» LISTING
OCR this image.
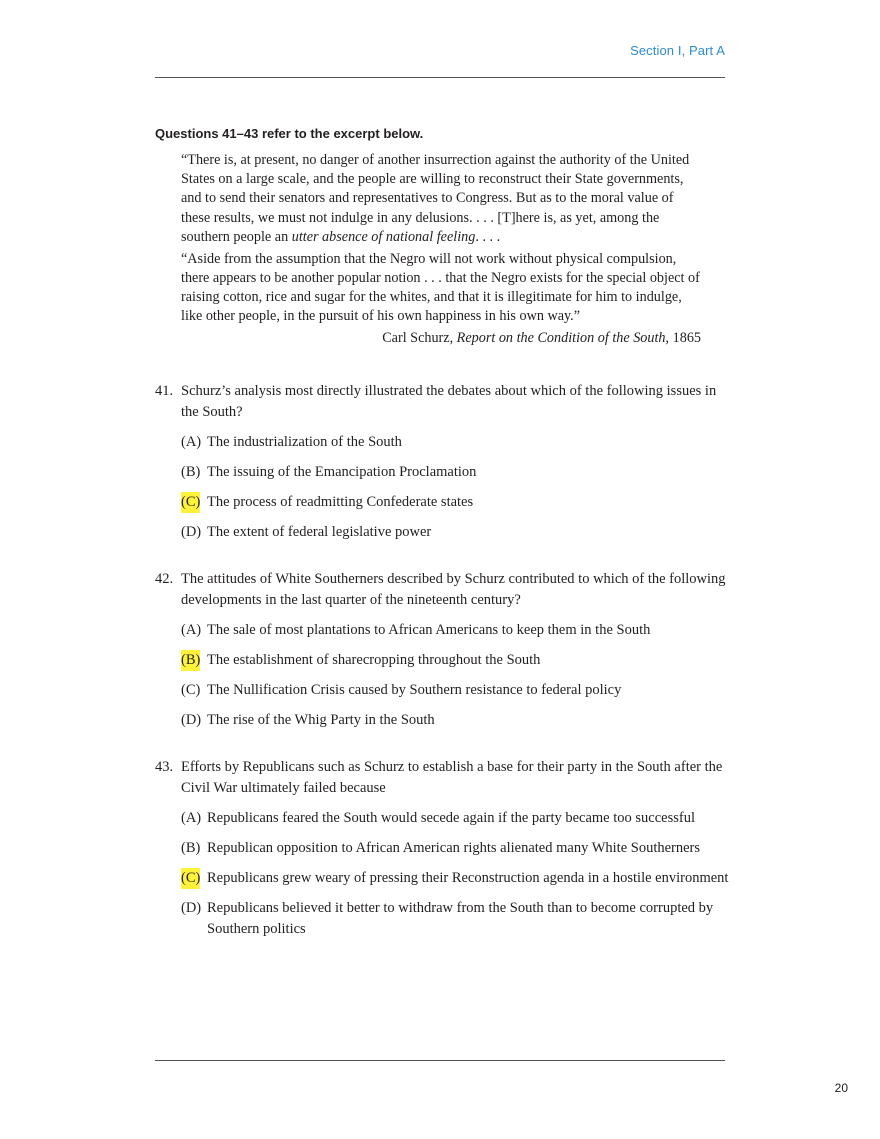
Section I, Part A
Questions 41–43 refer to the excerpt below.

“There is, at present, no danger of another insurrection against the authority of the United States on a large scale, and the people are willing to reconstruct their State governments, and to send their senators and representatives to Congress. But as to the moral value of these results, we must not indulge in any delusions. . . . [T]here is, as yet, among the southern people an utter absence of national feeling. . . .

“Aside from the assumption that the Negro will not work without physical compulsion, there appears to be another popular notion . . . that the Negro exists for the special object of raising cotton, rice and sugar for the whites, and that it is illegitimate for him to indulge, like other people, in the pursuit of his own happiness in his own way.”

Carl Schurz, Report on the Condition of the South, 1865

41. Schurz’s analysis most directly illustrated the debates about which of the following issues in the South?
(A) The industrialization of the South
(B) The issuing of the Emancipation Proclamation
(C) The process of readmitting Confederate states
(D) The extent of federal legislative power
42. The attitudes of White Southerners described by Schurz contributed to which of the following developments in the last quarter of the nineteenth century?
(A) The sale of most plantations to African Americans to keep them in the South
(B) The establishment of sharecropping throughout the South
(C) The Nullification Crisis caused by Southern resistance to federal policy
(D) The rise of the Whig Party in the South
43. Efforts by Republicans such as Schurz to establish a base for their party in the South after the Civil War ultimately failed because
(A) Republicans feared the South would secede again if the party became too successful
(B) Republican opposition to African American rights alienated many White Southerners
(C) Republicans grew weary of pressing their Reconstruction agenda in a hostile environment
(D) Republicans believed it better to withdraw from the South than to become corrupted by Southern politics
20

» WHAT IS ASKED
Extract all lines of the records above that include "people".

» EXPECTED ANSWER
“There is, at present, no danger of another insurrection against the authority of the United States on a large scale, and the people are willing to reconstruct their State governments, and to send their senators and representatives to Congress. But as to the moral value of these results, we must not indulge in any delusions. . . . [T]here is, as yet, among the southern people an utter absence of national feeling. . . .
“Aside from the assumption that the Negro will not work without physical compulsion, there appears to be another popular notion . . . that the Negro exists for the special object of raising cotton, rice and sugar for the whites, and that it is illegitimate for him to indulge, like other people, in the pursuit of his own happiness in his own way.”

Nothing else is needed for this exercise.